The exercise: From the records below, give the number of lines that contain the string "icon", without any other text.

Records for processing:
◇ ◇ ◇ ◇
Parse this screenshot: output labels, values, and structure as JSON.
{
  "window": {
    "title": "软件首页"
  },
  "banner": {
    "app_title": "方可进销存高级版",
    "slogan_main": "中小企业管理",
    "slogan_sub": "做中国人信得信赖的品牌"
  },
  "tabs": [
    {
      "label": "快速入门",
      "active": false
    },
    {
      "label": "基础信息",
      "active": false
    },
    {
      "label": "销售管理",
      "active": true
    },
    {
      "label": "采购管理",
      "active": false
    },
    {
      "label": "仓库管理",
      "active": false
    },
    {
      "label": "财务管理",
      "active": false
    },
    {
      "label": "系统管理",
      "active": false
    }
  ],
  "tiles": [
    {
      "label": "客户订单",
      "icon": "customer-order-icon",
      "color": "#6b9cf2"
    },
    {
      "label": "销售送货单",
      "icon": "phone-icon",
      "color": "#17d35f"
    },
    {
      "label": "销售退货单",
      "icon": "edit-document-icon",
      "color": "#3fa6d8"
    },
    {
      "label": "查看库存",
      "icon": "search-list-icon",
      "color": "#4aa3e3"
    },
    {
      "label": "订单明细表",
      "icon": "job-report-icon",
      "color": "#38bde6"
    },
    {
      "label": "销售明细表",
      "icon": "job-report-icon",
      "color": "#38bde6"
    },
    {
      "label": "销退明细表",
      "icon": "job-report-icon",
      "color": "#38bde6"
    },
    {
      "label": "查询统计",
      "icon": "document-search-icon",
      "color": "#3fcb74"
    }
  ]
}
◇ ◇ ◇ ◇
Task answer: 8